■ **What the exercise asks**: Select, from the data, each line where "Vendredi" occurs.

■ **Dataset content**:
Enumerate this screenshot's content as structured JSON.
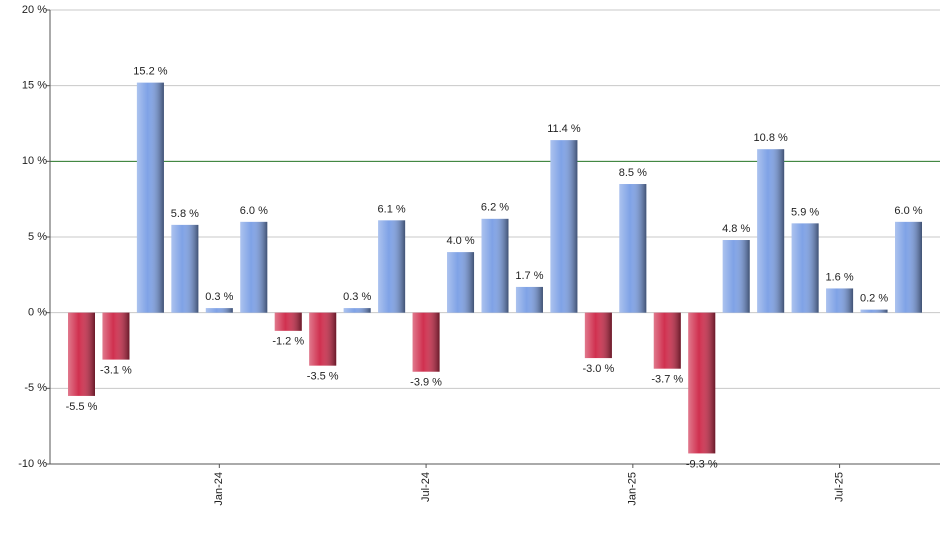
{
  "chart_data": {
    "type": "bar",
    "categories": [
      null,
      null,
      null,
      null,
      "Jan-24",
      null,
      null,
      null,
      null,
      null,
      "Jul-24",
      null,
      null,
      null,
      null,
      null,
      "Jan-25",
      null,
      null,
      null,
      null,
      null,
      "Jul-25",
      null,
      null
    ],
    "values": [
      -5.5,
      -3.1,
      15.2,
      5.8,
      0.3,
      6.0,
      -1.2,
      -3.5,
      0.3,
      6.1,
      -3.9,
      4.0,
      6.2,
      1.7,
      11.4,
      -3.0,
      8.5,
      -3.7,
      -9.3,
      4.8,
      10.8,
      5.9,
      1.6,
      0.2,
      6.0
    ],
    "value_labels": [
      "-5.5 %",
      "-3.1 %",
      "15.2 %",
      "5.8 %",
      "0.3 %",
      "6.0 %",
      "-1.2 %",
      "-3.5 %",
      "0.3 %",
      "6.1 %",
      "-3.9 %",
      "4.0 %",
      "6.2 %",
      "1.7 %",
      "11.4 %",
      "-3.0 %",
      "8.5 %",
      "-3.7 %",
      "-9.3 %",
      "4.8 %",
      "10.8 %",
      "5.9 %",
      "1.6 %",
      "0.2 %",
      "6.0 %"
    ],
    "positive_color": "#7fa2e6",
    "negative_color": "#d0304f",
    "ylim": [
      -10,
      20
    ],
    "yticks": [
      {
        "value": -10,
        "label": "-10 %"
      },
      {
        "value": -5,
        "label": "-5 %"
      },
      {
        "value": 0,
        "label": "0 %"
      },
      {
        "value": 5,
        "label": "5 %"
      },
      {
        "value": 10,
        "label": "10 %"
      },
      {
        "value": 15,
        "label": "15 %"
      },
      {
        "value": 20,
        "label": "20 %"
      }
    ],
    "grid": true,
    "reference_line": 10,
    "reference_line_color": "#2e7d2e"
  }
}
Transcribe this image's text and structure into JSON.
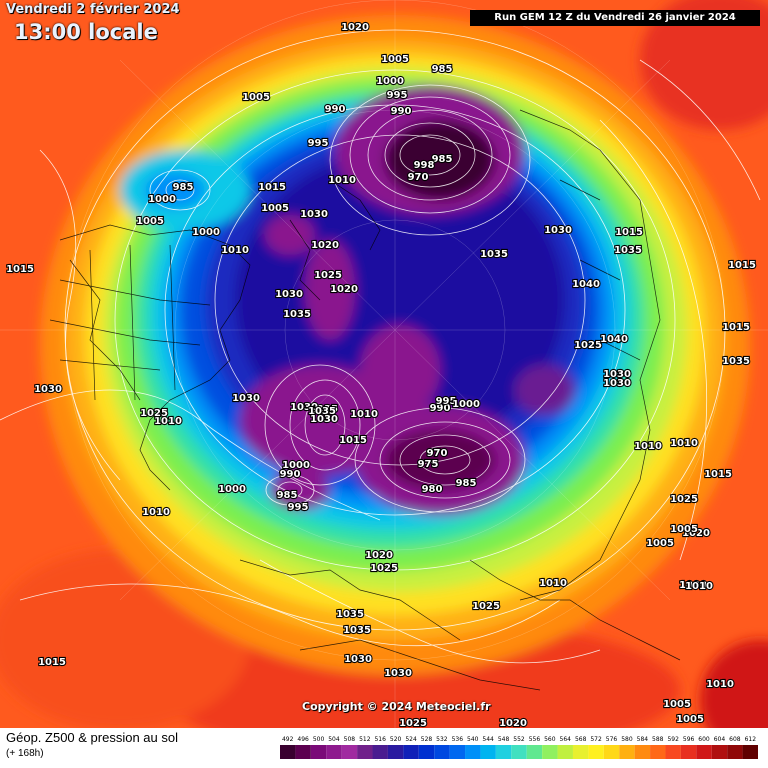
{
  "header": {
    "date": "Vendredi 2 février 2024",
    "time": "13:00 locale",
    "run": "Run GEM 12 Z du Vendredi 26 janvier 2024"
  },
  "copyright": "Copyright © 2024 Meteociel.fr",
  "legend": {
    "title": "Géop. Z500 & pression au sol",
    "subtitle": "(+ 168h)",
    "scale_labels": [
      "492",
      "496",
      "500",
      "504",
      "508",
      "512",
      "516",
      "520",
      "524",
      "528",
      "532",
      "536",
      "540",
      "544",
      "548",
      "552",
      "556",
      "560",
      "564",
      "568",
      "572",
      "576",
      "580",
      "584",
      "588",
      "592",
      "596",
      "600",
      "604",
      "608",
      "612"
    ],
    "scale_colors": [
      "#3a0030",
      "#5c0050",
      "#7a0a78",
      "#8e1a8e",
      "#a02aa0",
      "#70208a",
      "#4a1c90",
      "#2a1aa0",
      "#1020b8",
      "#0030d0",
      "#0048e0",
      "#0068f0",
      "#0090f8",
      "#00b4f0",
      "#20d0e0",
      "#40e0c0",
      "#60e890",
      "#90f060",
      "#c0f040",
      "#e8f030",
      "#fff020",
      "#ffd818",
      "#ffb010",
      "#ff8a10",
      "#ff6818",
      "#f84820",
      "#e83020",
      "#d01818",
      "#b01010",
      "#900808",
      "#600000"
    ]
  },
  "map": {
    "colors": {
      "ocean_warm": "#ff5a1e",
      "orange": "#ff8a10",
      "yellow": "#ffe020",
      "green": "#7aee50",
      "cyan": "#1ee0e0",
      "blue": "#0a40d8",
      "deep_blue": "#1a10a0",
      "purple": "#8a188e",
      "black": "#050005"
    },
    "pressure_labels": [
      "1020",
      "1005",
      "985",
      "1000",
      "995",
      "990",
      "1005",
      "990",
      "985",
      "998",
      "970",
      "995",
      "1010",
      "1030",
      "985",
      "1000",
      "1015",
      "1005",
      "1005",
      "1000",
      "1010",
      "1020",
      "1035",
      "1035",
      "1030",
      "1015",
      "1025",
      "1020",
      "1030",
      "1035",
      "1040",
      "1025",
      "1040",
      "1030",
      "1030",
      "1015",
      "1015",
      "1035",
      "1010",
      "1010",
      "1015",
      "1025",
      "1020",
      "1030",
      "1030",
      "1010",
      "1035",
      "1010",
      "1015",
      "990",
      "995",
      "1000",
      "970",
      "975",
      "980",
      "985",
      "1000",
      "990",
      "985",
      "995",
      "1000",
      "1025",
      "1030",
      "1010",
      "1020",
      "1025",
      "1035",
      "1035",
      "1030",
      "1030",
      "1015",
      "1025",
      "1025",
      "1020",
      "1010",
      "1015",
      "1005",
      "1005",
      "1000",
      "1010",
      "1005",
      "1005",
      "1010",
      "1035",
      "1030"
    ]
  }
}
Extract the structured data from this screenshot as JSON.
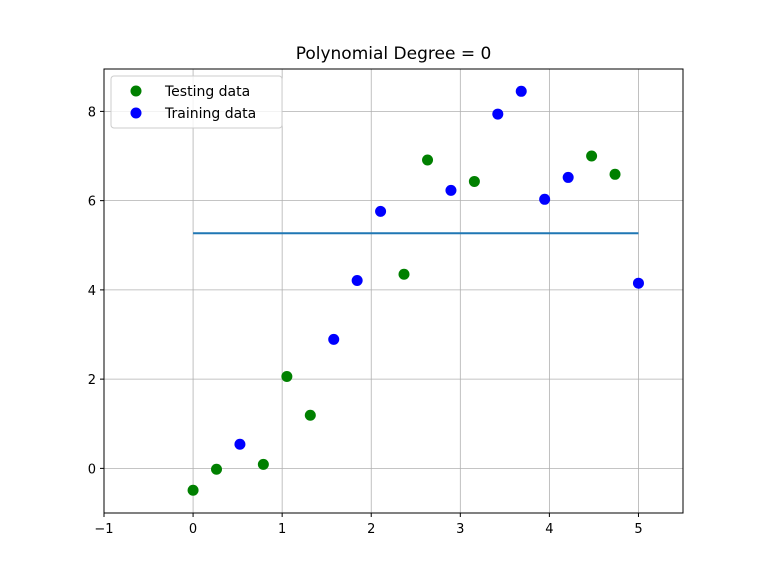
{
  "chart_data": {
    "type": "scatter",
    "title": "Polynomial Degree = 0",
    "xlabel": "",
    "ylabel": "",
    "xlim": [
      -1,
      5.5
    ],
    "ylim": [
      -1,
      8.95
    ],
    "grid": true,
    "legend_placement": "upper-left",
    "x_ticks": [
      -1,
      0,
      1,
      2,
      3,
      4,
      5
    ],
    "y_ticks": [
      0,
      2,
      4,
      6,
      8
    ],
    "x_tick_labels": [
      "−1",
      "0",
      "1",
      "2",
      "3",
      "4",
      "5"
    ],
    "y_tick_labels": [
      "0",
      "2",
      "4",
      "6",
      "8"
    ],
    "series": [
      {
        "name": "Testing data",
        "kind": "scatter",
        "color": "#008000",
        "x": [
          0.0,
          0.263,
          0.789,
          1.053,
          1.316,
          2.368,
          2.632,
          3.158,
          4.474,
          4.737
        ],
        "y": [
          -0.49,
          -0.02,
          0.09,
          2.06,
          1.19,
          4.35,
          6.91,
          6.43,
          7.0,
          6.59
        ]
      },
      {
        "name": "Training data",
        "kind": "scatter",
        "color": "#0000ff",
        "x": [
          0.526,
          1.579,
          1.842,
          2.105,
          2.895,
          3.421,
          3.684,
          3.947,
          4.211,
          5.0
        ],
        "y": [
          0.54,
          2.89,
          4.21,
          5.76,
          6.23,
          7.94,
          8.45,
          6.03,
          6.52,
          4.15
        ]
      },
      {
        "kind": "line",
        "color": "#1f77b4",
        "x": [
          0,
          5
        ],
        "y": [
          5.27,
          5.27
        ]
      }
    ]
  }
}
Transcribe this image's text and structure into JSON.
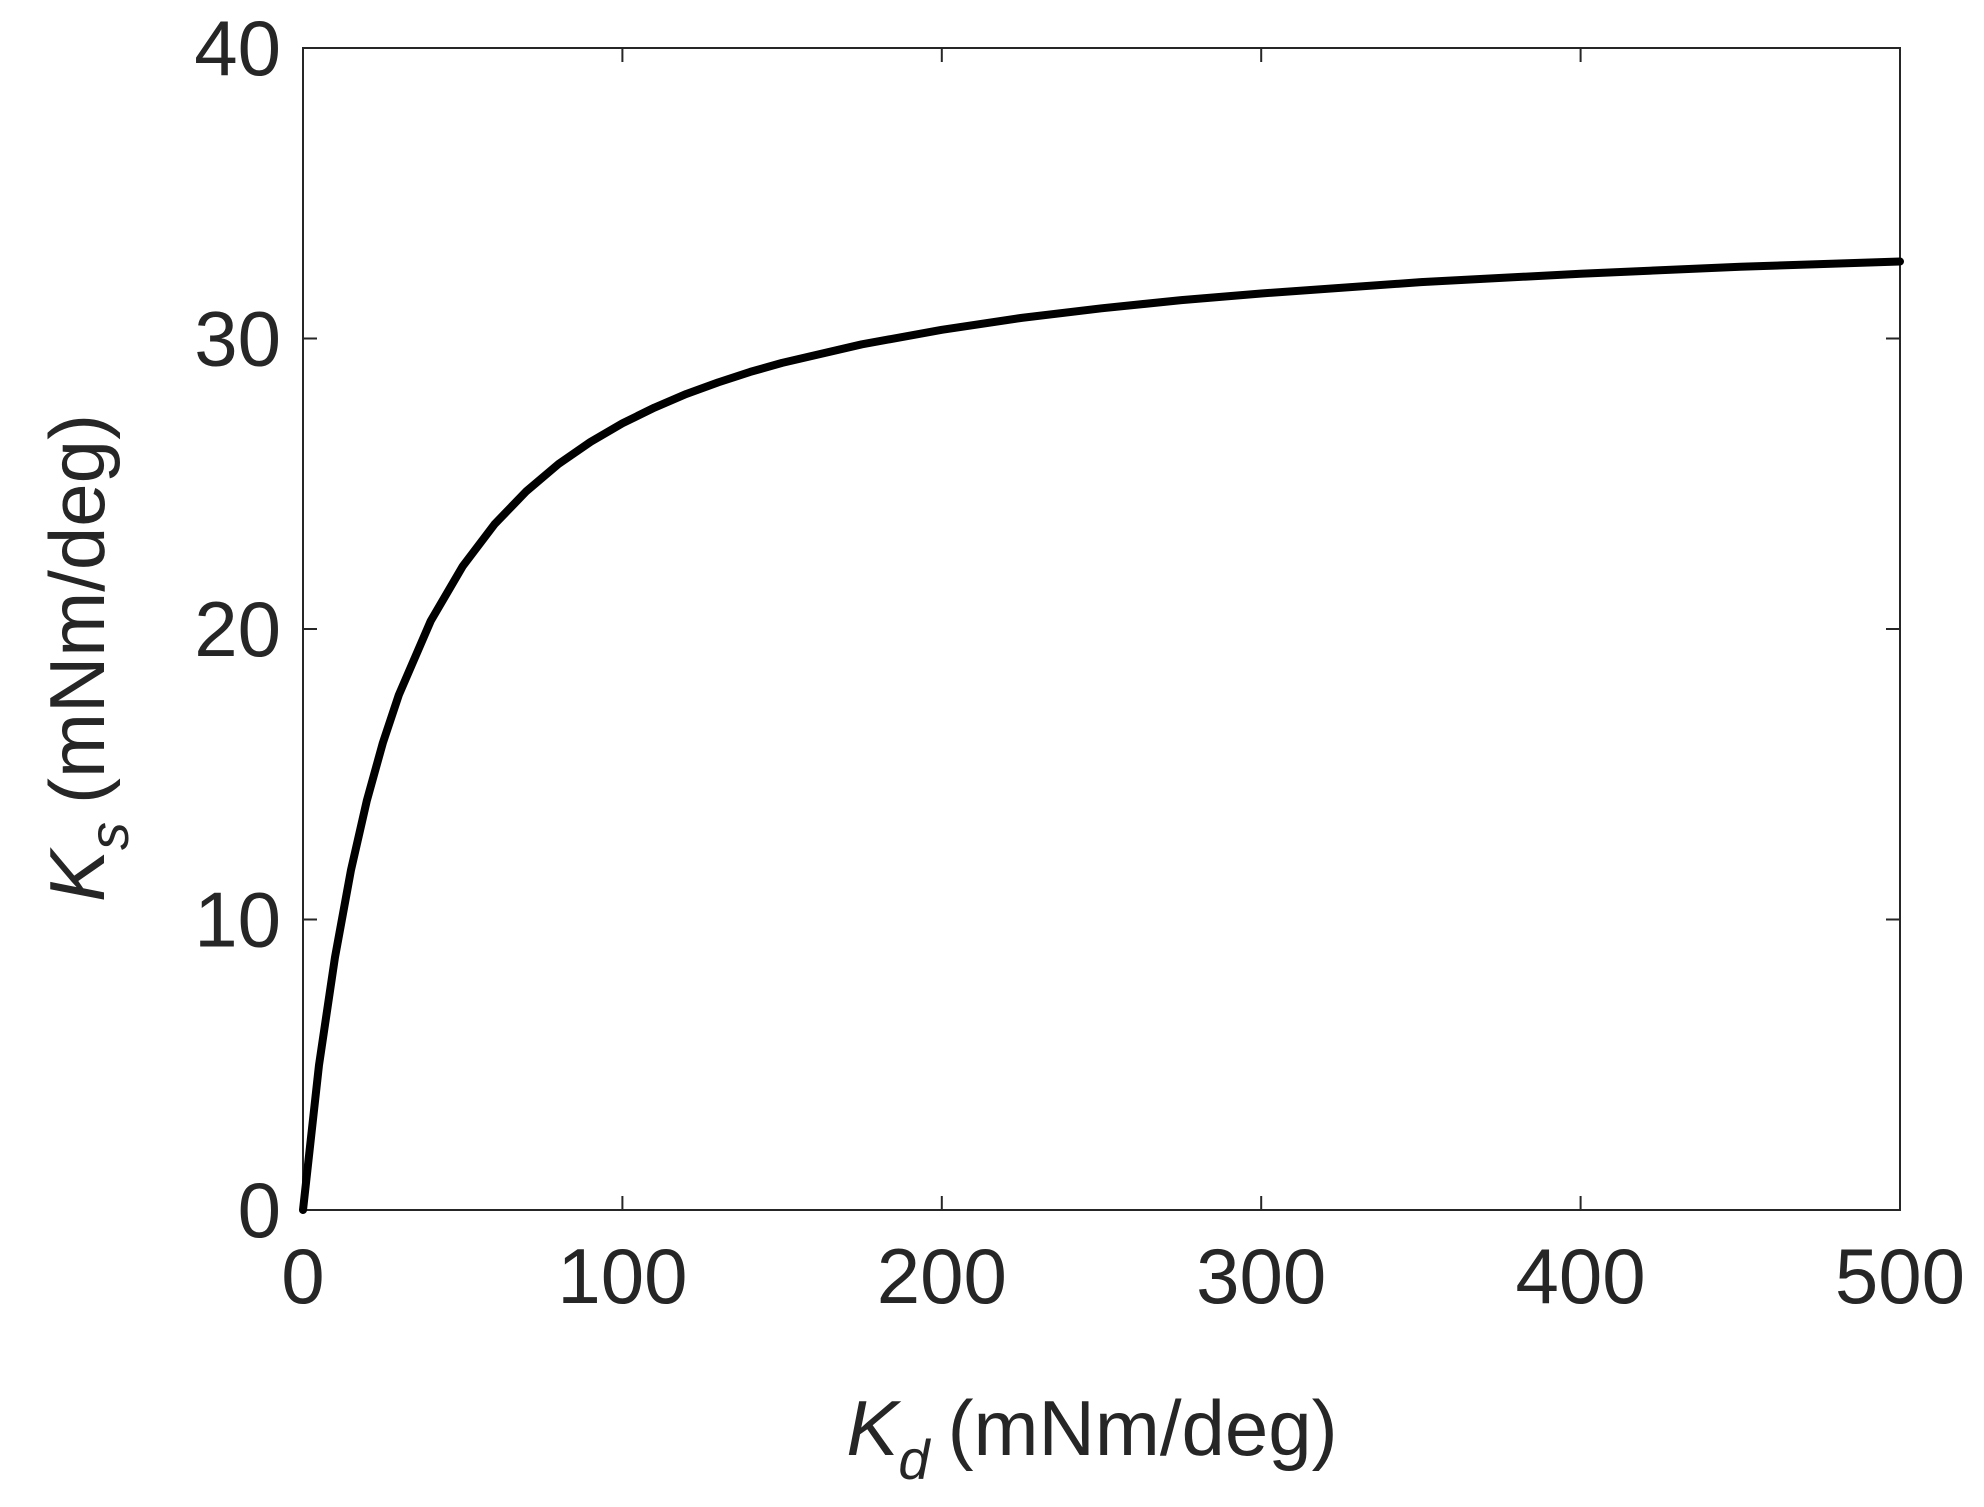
{
  "chart_data": {
    "type": "line",
    "title": "",
    "xlabel": {
      "symbol": "K",
      "subscript": "d",
      "units": "(mNm/deg)"
    },
    "ylabel": {
      "symbol": "K",
      "subscript": "s",
      "units": "(mNm/deg)"
    },
    "xlim": [
      0,
      500
    ],
    "ylim": [
      0,
      40
    ],
    "xticks": [
      0,
      100,
      200,
      300,
      400,
      500
    ],
    "yticks": [
      0,
      10,
      20,
      30,
      40
    ],
    "xtick_labels": [
      "0",
      "100",
      "200",
      "300",
      "400",
      "500"
    ],
    "ytick_labels": [
      "0",
      "10",
      "20",
      "30",
      "40"
    ],
    "grid": false,
    "series": [
      {
        "color": "#000000",
        "x": [
          0,
          5,
          10,
          15,
          20,
          25,
          30,
          40,
          50,
          60,
          70,
          80,
          90,
          100,
          110,
          120,
          130,
          140,
          150,
          175,
          200,
          225,
          250,
          275,
          300,
          350,
          400,
          450,
          500
        ],
        "y": [
          0,
          4.98,
          8.69,
          11.69,
          14.1,
          16.08,
          17.73,
          20.28,
          22.16,
          23.61,
          24.75,
          25.68,
          26.44,
          27.08,
          27.62,
          28.09,
          28.49,
          28.85,
          29.16,
          29.8,
          30.3,
          30.71,
          31.04,
          31.32,
          31.55,
          31.94,
          32.23,
          32.47,
          32.65
        ]
      }
    ]
  }
}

■ **Correct answer**:
    "date": "Vendredi 2 février 2024",
    "run": "Run GEM 12 Z du Vendredi 26 janvier 2024"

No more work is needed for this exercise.